> Figure contents as structured data
[start]

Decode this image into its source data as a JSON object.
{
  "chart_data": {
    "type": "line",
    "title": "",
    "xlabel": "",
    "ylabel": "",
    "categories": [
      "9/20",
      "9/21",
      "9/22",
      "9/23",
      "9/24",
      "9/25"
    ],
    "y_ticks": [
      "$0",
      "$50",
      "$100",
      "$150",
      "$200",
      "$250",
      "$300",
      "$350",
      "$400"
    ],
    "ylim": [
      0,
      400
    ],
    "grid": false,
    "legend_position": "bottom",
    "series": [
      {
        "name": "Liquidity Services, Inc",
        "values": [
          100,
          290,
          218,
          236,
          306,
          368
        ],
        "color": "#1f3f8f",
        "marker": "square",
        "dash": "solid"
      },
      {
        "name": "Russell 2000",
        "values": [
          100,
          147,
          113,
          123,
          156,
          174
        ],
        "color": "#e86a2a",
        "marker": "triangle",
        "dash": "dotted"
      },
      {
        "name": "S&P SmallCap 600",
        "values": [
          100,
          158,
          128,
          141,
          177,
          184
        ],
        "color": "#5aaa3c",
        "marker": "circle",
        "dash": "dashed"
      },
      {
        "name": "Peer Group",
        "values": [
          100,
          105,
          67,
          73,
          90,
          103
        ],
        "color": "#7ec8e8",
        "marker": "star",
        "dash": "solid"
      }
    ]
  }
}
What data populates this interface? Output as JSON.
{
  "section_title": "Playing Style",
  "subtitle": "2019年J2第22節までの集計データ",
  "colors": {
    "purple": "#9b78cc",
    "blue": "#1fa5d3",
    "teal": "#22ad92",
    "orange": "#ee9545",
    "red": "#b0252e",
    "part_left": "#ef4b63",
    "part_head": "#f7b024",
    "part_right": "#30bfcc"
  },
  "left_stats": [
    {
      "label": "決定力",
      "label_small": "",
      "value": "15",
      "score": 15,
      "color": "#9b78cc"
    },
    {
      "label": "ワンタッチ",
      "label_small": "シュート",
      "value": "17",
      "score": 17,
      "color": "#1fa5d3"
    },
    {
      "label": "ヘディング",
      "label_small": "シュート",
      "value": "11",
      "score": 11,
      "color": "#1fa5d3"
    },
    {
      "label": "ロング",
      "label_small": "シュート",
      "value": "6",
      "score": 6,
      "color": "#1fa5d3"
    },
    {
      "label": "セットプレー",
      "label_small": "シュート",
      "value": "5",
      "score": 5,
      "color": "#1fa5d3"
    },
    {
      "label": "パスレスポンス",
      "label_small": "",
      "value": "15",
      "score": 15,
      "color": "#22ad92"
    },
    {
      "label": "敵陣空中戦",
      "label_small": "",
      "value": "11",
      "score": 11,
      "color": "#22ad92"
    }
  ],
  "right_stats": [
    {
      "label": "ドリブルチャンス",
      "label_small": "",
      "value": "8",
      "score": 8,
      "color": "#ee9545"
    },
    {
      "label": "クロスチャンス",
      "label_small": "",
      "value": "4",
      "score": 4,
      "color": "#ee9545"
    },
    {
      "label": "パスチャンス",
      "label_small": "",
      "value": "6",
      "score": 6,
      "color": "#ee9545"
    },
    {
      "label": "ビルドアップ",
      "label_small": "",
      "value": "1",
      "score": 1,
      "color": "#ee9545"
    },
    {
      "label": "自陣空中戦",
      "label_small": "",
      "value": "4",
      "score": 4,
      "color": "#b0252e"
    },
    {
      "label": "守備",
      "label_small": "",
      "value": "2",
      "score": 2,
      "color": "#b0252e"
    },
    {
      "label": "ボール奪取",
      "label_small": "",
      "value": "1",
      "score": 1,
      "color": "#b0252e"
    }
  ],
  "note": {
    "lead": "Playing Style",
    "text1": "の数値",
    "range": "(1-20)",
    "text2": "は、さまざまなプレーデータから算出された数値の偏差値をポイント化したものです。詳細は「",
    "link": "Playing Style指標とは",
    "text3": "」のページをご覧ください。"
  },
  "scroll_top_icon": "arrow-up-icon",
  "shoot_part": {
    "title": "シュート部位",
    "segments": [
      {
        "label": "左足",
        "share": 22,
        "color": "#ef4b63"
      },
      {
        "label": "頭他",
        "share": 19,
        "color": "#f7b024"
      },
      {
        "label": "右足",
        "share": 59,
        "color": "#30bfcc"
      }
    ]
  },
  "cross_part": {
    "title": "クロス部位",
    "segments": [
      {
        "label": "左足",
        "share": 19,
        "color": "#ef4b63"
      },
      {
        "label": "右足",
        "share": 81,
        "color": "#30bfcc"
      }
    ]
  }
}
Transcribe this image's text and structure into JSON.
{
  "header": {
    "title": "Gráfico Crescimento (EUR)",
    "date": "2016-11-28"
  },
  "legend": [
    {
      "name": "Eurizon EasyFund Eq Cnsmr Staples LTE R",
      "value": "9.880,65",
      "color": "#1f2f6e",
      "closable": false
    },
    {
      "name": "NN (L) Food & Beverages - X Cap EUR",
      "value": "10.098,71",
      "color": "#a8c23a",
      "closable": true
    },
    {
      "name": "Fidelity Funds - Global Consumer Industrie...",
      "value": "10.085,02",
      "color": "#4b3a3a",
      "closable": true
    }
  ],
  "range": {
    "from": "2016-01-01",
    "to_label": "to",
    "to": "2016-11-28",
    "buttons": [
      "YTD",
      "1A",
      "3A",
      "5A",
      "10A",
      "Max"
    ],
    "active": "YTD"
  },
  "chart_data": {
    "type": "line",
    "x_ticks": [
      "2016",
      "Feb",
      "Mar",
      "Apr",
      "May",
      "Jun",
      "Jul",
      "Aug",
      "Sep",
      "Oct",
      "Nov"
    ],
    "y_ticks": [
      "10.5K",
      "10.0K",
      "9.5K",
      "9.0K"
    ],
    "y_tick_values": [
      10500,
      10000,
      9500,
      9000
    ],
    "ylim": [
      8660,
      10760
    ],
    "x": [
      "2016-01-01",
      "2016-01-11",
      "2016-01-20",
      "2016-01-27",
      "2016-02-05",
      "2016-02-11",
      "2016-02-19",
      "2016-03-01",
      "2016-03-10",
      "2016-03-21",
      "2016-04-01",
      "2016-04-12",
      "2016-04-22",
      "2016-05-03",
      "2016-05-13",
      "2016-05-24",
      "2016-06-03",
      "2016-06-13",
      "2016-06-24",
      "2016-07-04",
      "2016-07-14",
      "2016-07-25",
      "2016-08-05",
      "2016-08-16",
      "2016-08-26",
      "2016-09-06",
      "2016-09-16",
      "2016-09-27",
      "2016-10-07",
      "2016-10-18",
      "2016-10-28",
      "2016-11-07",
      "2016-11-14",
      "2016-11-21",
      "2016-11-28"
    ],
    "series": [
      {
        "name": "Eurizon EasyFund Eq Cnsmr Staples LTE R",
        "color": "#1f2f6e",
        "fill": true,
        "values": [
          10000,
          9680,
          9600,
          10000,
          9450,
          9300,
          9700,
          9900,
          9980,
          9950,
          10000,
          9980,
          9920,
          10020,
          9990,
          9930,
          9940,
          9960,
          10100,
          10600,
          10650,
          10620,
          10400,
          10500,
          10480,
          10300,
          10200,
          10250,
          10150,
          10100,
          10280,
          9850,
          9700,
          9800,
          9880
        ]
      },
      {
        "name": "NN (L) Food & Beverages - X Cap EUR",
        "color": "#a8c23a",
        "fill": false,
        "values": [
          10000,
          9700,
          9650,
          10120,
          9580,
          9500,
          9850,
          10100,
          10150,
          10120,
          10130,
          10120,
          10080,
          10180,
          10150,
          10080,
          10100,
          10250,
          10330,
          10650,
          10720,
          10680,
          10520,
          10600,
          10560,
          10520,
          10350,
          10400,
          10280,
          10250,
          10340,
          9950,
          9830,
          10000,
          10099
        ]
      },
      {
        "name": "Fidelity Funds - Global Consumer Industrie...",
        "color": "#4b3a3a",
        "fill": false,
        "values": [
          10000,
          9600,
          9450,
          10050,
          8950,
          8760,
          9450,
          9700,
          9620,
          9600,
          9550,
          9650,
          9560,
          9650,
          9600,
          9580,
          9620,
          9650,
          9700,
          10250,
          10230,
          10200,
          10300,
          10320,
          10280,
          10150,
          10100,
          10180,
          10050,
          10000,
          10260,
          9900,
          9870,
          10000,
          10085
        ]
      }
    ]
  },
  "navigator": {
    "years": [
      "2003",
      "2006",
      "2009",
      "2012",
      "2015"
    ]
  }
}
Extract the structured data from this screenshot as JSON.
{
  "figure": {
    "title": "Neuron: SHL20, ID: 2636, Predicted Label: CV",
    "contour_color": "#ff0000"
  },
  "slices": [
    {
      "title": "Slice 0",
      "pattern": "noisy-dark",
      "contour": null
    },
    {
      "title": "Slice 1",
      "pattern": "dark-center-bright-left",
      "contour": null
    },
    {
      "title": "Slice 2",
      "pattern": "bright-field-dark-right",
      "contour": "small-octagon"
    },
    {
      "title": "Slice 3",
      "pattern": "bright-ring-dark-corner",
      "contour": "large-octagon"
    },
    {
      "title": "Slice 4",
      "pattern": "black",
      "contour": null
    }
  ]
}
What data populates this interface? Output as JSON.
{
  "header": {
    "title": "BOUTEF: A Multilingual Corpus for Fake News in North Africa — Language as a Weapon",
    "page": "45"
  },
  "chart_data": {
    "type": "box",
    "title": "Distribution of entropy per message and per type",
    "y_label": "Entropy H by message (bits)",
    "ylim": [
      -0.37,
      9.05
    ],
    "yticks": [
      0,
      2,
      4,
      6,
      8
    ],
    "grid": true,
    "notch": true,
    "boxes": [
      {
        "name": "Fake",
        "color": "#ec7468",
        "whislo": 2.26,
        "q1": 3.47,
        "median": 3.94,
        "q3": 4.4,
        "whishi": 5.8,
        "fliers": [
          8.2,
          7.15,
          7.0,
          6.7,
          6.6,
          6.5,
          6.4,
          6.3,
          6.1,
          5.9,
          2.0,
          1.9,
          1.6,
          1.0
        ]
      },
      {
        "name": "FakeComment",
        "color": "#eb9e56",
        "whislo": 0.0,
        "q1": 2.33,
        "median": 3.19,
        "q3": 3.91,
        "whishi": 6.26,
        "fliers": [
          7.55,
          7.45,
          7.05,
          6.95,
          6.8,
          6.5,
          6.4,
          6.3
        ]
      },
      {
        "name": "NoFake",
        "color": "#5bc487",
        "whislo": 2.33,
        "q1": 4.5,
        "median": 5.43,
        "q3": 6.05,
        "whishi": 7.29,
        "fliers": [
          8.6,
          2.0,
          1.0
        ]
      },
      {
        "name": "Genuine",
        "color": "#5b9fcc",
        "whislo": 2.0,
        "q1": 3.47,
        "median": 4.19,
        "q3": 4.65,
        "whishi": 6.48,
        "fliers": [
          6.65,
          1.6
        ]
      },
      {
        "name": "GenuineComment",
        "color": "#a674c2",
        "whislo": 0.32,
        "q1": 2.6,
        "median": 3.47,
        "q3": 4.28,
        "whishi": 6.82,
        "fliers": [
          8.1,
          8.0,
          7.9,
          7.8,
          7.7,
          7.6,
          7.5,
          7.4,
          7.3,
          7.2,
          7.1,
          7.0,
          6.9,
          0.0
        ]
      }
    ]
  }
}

[end]

> What is expected
In the entries above, identify each line that includes the string "marker", then copy it.

> Solution to the problem
        "marker": "square",
        "marker": "triangle",
        "marker": "circle",
        "marker": "star",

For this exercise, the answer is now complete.